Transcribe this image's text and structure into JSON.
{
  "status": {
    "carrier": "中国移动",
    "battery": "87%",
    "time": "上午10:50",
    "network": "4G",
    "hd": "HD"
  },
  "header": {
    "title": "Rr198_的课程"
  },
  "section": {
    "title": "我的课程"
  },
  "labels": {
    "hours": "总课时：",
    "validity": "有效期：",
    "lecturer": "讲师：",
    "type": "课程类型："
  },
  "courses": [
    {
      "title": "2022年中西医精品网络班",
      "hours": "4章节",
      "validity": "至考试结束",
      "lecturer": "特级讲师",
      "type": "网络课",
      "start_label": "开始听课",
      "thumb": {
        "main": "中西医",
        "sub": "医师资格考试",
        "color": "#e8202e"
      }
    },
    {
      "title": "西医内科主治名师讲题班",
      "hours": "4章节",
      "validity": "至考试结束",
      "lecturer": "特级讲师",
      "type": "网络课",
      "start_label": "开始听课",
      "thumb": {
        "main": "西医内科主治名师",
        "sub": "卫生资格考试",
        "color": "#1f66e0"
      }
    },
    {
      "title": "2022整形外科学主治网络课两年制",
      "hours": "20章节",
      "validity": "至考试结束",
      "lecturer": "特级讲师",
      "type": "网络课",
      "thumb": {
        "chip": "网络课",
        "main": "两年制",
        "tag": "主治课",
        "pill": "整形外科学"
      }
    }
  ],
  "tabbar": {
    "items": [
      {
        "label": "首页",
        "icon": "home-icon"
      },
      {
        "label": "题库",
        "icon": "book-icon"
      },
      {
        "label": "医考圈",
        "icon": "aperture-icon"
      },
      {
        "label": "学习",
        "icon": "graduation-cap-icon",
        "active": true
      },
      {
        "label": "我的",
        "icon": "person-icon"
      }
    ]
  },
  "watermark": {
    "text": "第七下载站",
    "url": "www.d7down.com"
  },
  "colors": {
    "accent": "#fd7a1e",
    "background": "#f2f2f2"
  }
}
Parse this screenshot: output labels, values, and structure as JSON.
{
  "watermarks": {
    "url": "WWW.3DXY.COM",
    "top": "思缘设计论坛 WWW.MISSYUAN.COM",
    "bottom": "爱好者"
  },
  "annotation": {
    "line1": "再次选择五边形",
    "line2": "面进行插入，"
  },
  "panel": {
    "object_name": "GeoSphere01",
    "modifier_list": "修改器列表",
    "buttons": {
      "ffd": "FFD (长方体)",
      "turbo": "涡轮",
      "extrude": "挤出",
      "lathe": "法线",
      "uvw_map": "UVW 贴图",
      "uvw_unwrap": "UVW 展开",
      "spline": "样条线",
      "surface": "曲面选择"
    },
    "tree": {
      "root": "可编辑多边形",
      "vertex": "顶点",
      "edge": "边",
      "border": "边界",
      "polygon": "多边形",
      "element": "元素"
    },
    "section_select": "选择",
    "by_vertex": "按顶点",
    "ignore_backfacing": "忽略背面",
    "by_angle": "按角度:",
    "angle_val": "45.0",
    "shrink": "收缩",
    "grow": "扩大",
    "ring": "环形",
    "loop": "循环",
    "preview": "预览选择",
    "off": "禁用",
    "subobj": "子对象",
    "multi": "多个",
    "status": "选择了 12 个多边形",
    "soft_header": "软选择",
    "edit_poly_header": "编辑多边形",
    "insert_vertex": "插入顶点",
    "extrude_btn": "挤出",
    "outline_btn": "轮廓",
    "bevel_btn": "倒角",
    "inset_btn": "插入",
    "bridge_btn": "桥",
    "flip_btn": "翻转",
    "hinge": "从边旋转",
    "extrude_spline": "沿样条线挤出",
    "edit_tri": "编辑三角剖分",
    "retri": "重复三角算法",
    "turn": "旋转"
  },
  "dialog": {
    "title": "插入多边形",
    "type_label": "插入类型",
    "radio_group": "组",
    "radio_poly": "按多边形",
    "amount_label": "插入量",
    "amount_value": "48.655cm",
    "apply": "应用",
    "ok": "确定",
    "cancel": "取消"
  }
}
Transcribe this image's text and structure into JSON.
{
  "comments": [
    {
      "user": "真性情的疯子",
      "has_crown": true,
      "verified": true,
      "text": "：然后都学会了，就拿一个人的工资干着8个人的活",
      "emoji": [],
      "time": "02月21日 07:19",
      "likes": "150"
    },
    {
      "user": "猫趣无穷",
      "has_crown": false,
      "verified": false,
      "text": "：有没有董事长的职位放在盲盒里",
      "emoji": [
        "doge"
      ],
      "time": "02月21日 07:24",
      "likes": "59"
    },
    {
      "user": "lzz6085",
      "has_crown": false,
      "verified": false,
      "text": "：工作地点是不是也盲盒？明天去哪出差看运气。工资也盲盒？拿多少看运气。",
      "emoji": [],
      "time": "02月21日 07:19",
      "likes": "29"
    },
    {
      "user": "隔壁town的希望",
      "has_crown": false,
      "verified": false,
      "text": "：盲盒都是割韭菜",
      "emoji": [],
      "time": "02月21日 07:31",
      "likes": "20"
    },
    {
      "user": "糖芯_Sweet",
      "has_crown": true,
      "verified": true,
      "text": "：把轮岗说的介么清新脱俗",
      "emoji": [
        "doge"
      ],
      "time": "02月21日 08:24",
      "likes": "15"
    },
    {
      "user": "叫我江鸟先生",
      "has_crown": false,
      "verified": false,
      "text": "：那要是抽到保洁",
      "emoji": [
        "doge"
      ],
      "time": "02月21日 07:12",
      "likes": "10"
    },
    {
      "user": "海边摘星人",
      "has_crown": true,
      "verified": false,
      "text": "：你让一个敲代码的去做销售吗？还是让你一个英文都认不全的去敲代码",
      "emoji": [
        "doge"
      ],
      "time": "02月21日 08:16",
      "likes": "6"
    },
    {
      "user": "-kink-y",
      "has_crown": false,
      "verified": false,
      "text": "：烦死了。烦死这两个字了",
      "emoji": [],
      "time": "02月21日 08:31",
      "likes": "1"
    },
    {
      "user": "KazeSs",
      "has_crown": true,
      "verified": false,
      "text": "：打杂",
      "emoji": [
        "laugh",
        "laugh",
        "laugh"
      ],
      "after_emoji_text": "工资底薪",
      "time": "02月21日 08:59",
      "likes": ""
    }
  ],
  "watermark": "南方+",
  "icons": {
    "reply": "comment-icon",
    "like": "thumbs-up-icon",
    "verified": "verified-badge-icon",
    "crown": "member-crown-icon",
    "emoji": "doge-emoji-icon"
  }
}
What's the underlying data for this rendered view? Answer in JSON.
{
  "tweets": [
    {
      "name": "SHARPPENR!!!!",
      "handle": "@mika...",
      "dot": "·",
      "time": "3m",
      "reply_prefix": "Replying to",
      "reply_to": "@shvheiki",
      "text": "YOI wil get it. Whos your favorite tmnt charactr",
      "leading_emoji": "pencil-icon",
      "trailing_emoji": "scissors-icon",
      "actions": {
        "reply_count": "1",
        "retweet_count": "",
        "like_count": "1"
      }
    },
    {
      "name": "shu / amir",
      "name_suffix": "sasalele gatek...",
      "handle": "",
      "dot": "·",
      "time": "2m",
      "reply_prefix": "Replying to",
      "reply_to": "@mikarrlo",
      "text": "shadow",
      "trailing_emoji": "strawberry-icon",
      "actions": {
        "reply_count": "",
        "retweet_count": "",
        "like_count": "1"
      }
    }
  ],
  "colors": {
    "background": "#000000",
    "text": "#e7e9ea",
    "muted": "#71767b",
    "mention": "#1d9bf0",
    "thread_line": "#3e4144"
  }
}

******

**Do this:** Please output the entries above, every line exactly as it reads.

**Expected output:**
Transcribe this image's text and structure into JSON.
{
  "status": {
    "carrier": "中国移动",
    "battery": "87%",
    "time": "上午10:50",
    "network": "4G",
    "hd": "HD"
  },
  "header": {
    "title": "Rr198_的课程"
  },
  "section": {
    "title": "我的课程"
  },
  "labels": {
    "hours": "总课时：",
    "validity": "有效期：",
    "lecturer": "讲师：",
    "type": "课程类型："
  },
  "courses": [
    {
      "title": "2022年中西医精品网络班",
      "hours": "4章节",
      "validity": "至考试结束",
      "lecturer": "特级讲师",
      "type": "网络课",
      "start_label": "开始听课",
      "thumb": {
        "main": "中西医",
        "sub": "医师资格考试",
        "color": "#e8202e"
      }
    },
    {
      "title": "西医内科主治名师讲题班",
      "hours": "4章节",
      "validity": "至考试结束",
      "lecturer": "特级讲师",
      "type": "网络课",
      "start_label": "开始听课",
      "thumb": {
        "main": "西医内科主治名师",
        "sub": "卫生资格考试",
        "color": "#1f66e0"
      }
    },
    {
      "title": "2022整形外科学主治网络课两年制",
      "hours": "20章节",
      "validity": "至考试结束",
      "lecturer": "特级讲师",
      "type": "网络课",
      "thumb": {
        "chip": "网络课",
        "main": "两年制",
        "tag": "主治课",
        "pill": "整形外科学"
      }
    }
  ],
  "tabbar": {
    "items": [
      {
        "label": "首页",
        "icon": "home-icon"
      },
      {
        "label": "题库",
        "icon": "book-icon"
      },
      {
        "label": "医考圈",
        "icon": "aperture-icon"
      },
      {
        "label": "学习",
        "icon": "graduation-cap-icon",
        "active": true
      },
      {
        "label": "我的",
        "icon": "person-icon"
      }
    ]
  },
  "watermark": {
    "text": "第七下载站",
    "url": "www.d7down.com"
  },
  "colors": {
    "accent": "#fd7a1e",
    "background": "#f2f2f2"
  }
}
Parse this screenshot: output labels, values, and structure as JSON.
{
  "watermarks": {
    "url": "WWW.3DXY.COM",
    "top": "思缘设计论坛 WWW.MISSYUAN.COM",
    "bottom": "爱好者"
  },
  "annotation": {
    "line1": "再次选择五边形",
    "line2": "面进行插入，"
  },
  "panel": {
    "object_name": "GeoSphere01",
    "modifier_list": "修改器列表",
    "buttons": {
      "ffd": "FFD (长方体)",
      "turbo": "涡轮",
      "extrude": "挤出",
      "lathe": "法线",
      "uvw_map": "UVW 贴图",
      "uvw_unwrap": "UVW 展开",
      "spline": "样条线",
      "surface": "曲面选择"
    },
    "tree": {
      "root": "可编辑多边形",
      "vertex": "顶点",
      "edge": "边",
      "border": "边界",
      "polygon": "多边形",
      "element": "元素"
    },
    "section_select": "选择",
    "by_vertex": "按顶点",
    "ignore_backfacing": "忽略背面",
    "by_angle": "按角度:",
    "angle_val": "45.0",
    "shrink": "收缩",
    "grow": "扩大",
    "ring": "环形",
    "loop": "循环",
    "preview": "预览选择",
    "off": "禁用",
    "subobj": "子对象",
    "multi": "多个",
    "status": "选择了 12 个多边形",
    "soft_header": "软选择",
    "edit_poly_header": "编辑多边形",
    "insert_vertex": "插入顶点",
    "extrude_btn": "挤出",
    "outline_btn": "轮廓",
    "bevel_btn": "倒角",
    "inset_btn": "插入",
    "bridge_btn": "桥",
    "flip_btn": "翻转",
    "hinge": "从边旋转",
    "extrude_spline": "沿样条线挤出",
    "edit_tri": "编辑三角剖分",
    "retri": "重复三角算法",
    "turn": "旋转"
  },
  "dialog": {
    "title": "插入多边形",
    "type_label": "插入类型",
    "radio_group": "组",
    "radio_poly": "按多边形",
    "amount_label": "插入量",
    "amount_value": "48.655cm",
    "apply": "应用",
    "ok": "确定",
    "cancel": "取消"
  }
}
Transcribe this image's text and structure into JSON.
{
  "comments": [
    {
      "user": "真性情的疯子",
      "has_crown": true,
      "verified": true,
      "text": "：然后都学会了，就拿一个人的工资干着8个人的活",
      "emoji": [],
      "time": "02月21日 07:19",
      "likes": "150"
    },
    {
      "user": "猫趣无穷",
      "has_crown": false,
      "verified": false,
      "text": "：有没有董事长的职位放在盲盒里",
      "emoji": [
        "doge"
      ],
      "time": "02月21日 07:24",
      "likes": "59"
    },
    {
      "user": "lzz6085",
      "has_crown": false,
      "verified": false,
      "text": "：工作地点是不是也盲盒？明天去哪出差看运气。工资也盲盒？拿多少看运气。",
      "emoji": [],
      "time": "02月21日 07:19",
      "likes": "29"
    },
    {
      "user": "隔壁town的希望",
      "has_crown": false,
      "verified": false,
      "text": "：盲盒都是割韭菜",
      "emoji": [],
      "time": "02月21日 07:31",
      "likes": "20"
    },
    {
      "user": "糖芯_Sweet",
      "has_crown": true,
      "verified": true,
      "text": "：把轮岗说的介么清新脱俗",
      "emoji": [
        "doge"
      ],
      "time": "02月21日 08:24",
      "likes": "15"
    },
    {
      "user": "叫我江鸟先生",
      "has_crown": false,
      "verified": false,
      "text": "：那要是抽到保洁",
      "emoji": [
        "doge"
      ],
      "time": "02月21日 07:12",
      "likes": "10"
    },
    {
      "user": "海边摘星人",
      "has_crown": true,
      "verified": false,
      "text": "：你让一个敲代码的去做销售吗？还是让你一个英文都认不全的去敲代码",
      "emoji": [
        "doge"
      ],
      "time": "02月21日 08:16",
      "likes": "6"
    },
    {
      "user": "-kink-y",
      "has_crown": false,
      "verified": false,
      "text": "：烦死了。烦死这两个字了",
      "emoji": [],
      "time": "02月21日 08:31",
      "likes": "1"
    },
    {
      "user": "KazeSs",
      "has_crown": true,
      "verified": false,
      "text": "：打杂",
      "emoji": [
        "laugh",
        "laugh",
        "laugh"
      ],
      "after_emoji_text": "工资底薪",
      "time": "02月21日 08:59",
      "likes": ""
    }
  ],
  "watermark": "南方+",
  "icons": {
    "reply": "comment-icon",
    "like": "thumbs-up-icon",
    "verified": "verified-badge-icon",
    "crown": "member-crown-icon",
    "emoji": "doge-emoji-icon"
  }
}
What's the underlying data for this rendered view? Answer in JSON.
{
  "tweets": [
    {
      "name": "SHARPPENR!!!!",
      "handle": "@mika...",
      "dot": "·",
      "time": "3m",
      "reply_prefix": "Replying to",
      "reply_to": "@shvheiki",
      "text": "YOI wil get it. Whos your favorite tmnt charactr",
      "leading_emoji": "pencil-icon",
      "trailing_emoji": "scissors-icon",
      "actions": {
        "reply_count": "1",
        "retweet_count": "",
        "like_count": "1"
      }
    },
    {
      "name": "shu / amir",
      "name_suffix": "sasalele gatek...",
      "handle": "",
      "dot": "·",
      "time": "2m",
      "reply_prefix": "Replying to",
      "reply_to": "@mikarrlo",
      "text": "shadow",
      "trailing_emoji": "strawberry-icon",
      "actions": {
        "reply_count": "",
        "retweet_count": "",
        "like_count": "1"
      }
    }
  ],
  "colors": {
    "background": "#000000",
    "text": "#e7e9ea",
    "muted": "#71767b",
    "mention": "#1d9bf0",
    "thread_line": "#3e4144"
  }
}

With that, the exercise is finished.